## [Selected passage]
Differential expression analysis based on DESeq2 revealed no statistical differences among the enriched genes no longer classified as DEGs. This suggests that the inclusion of older neurologically normal controls indirectly contributes to type I errors, leading to putative false-positive DEGs. This hypothesis is plausible because the raw p-values obtained from the Wald test (utilized for DEG identification by DESeq2) are corrected for multiple testing using the Benjamin and Hochberg (BH) method to control the false-discovery rate (FDR) (Benjamin and Hochberg, 1995). Consequently, removing older neurologically normal individuals from the “virtual” control group altered the raw p-values of many genes, influencing the adjusted p-values (Figure 11).

Figure 11

Figure 11. Effects of the age matching on differential expression analysis. (A) Results show that the age matching affects the p-value adjustment, reclassifying part of DEGs to NDEGs. Log2FC changes observed in genes that became DEG (B), that were no longer DEG (C) and that remain DEG (D) with the age matching.

To illustrate this, we analyzed the normalized counts of two genes identified as upregulated in HD by Labadorf et al. (2015) (HILPDA and SERPINH1) in HD gene-positive individuals, age-matched controls, and all controls (including older neurologically normal individuals). During the differential analysis, the Wald test revealed a statistically significant difference (raw p-value < 0.05) in both scenarios during the differential analysis. However, the p-value adjustment for these genes became nonsignificant (adjusted p-value > 0.05) after removing older neurologically normal individuals, leading to the false-positive discovery of DEGs.

Considering that identifying pharmaceutical/prognostic targets often relies on selecting disease phenotype-related genes ranked with higher log2FC, these findings underscore the impact of using inappropriate control samples from neurologically normal individuals, leading to misguidance in DEG identification. By excluding neurologically normal individuals older than 70 years, we identified a novel putative therapeutic target, the ADRA2B gene, encoding the alpha-2 adrenergic receptor. This gene is upregulated in HD and is a target for various approved antipsychotic drugs, including levomepromazine, pramipexole, ropinirole, aripiprazole, ziprasidone, promazine, and nortriptyline (Huang et al., 2022). Moreover, in vitro treatment with beditin, a novel alpha-2 adrenoreceptor antagonist, has demonstrated a significant cytotoxicity reduction, increasing neuronal cell survival (Singer et al., 2021). These findings position the alpha-2 adrenoreceptor as a potential pharmaceutical target for HD, with beditin being a promising candidate for pharmaceutical receptor manipulation. However, further preclinical, and clinical studies are essential to confirm the therapeutic potential of beditin.

## [Information supplied]
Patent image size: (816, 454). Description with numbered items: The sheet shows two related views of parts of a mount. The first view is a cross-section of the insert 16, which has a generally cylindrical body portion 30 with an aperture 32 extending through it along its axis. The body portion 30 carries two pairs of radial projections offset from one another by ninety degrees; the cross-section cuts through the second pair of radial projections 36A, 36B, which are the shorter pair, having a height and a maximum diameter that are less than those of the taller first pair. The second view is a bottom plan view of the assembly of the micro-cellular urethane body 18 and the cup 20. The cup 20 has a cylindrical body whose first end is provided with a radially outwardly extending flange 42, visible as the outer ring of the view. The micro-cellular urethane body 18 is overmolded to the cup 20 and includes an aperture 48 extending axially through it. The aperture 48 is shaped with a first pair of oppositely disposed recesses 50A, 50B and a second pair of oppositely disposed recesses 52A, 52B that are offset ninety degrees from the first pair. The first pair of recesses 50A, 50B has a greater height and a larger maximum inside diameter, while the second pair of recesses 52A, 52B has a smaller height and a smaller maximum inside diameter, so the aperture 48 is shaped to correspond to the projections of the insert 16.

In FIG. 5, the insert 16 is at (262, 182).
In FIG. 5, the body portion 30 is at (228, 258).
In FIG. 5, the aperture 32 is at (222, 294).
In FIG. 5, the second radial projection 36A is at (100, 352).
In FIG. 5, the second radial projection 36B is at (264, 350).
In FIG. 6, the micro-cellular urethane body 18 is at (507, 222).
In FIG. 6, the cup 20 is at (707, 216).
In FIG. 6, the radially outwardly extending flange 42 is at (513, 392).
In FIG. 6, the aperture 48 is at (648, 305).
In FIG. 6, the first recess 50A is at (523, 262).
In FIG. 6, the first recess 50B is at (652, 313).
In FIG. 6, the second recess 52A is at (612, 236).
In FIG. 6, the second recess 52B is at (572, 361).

## [Your tasks]
**a.** In the passage on age matching in differential expression analysis, transcribe the text from "To illustrate this, we" up to and including "discovery of DEGs.".
**b.** According to the passage on age matching in differential expression analysis, what receptor does the ADRA2B gene encode?

## [Task-by-task solutions]
**a.**
To illustrate this, we analyzed the normalized counts of two genes identified as upregulated in HD by Labadorf et al. (2015) (HILPDA and SERPINH1) in HD gene-positive individuals, age-matched controls, and all controls (including older neurologically normal individuals). During the differential analysis, the Wald test revealed a statistically significant difference (raw p-value < 0.05) in both scenarios during the differential analysis. However, the p-value adjustment for these genes became nonsignificant (adjusted p-value > 0.05) after removing older neurologically normal individuals, leading to the false-positive discovery of DEGs.

**b.** The alpha-2 adrenergic receptor.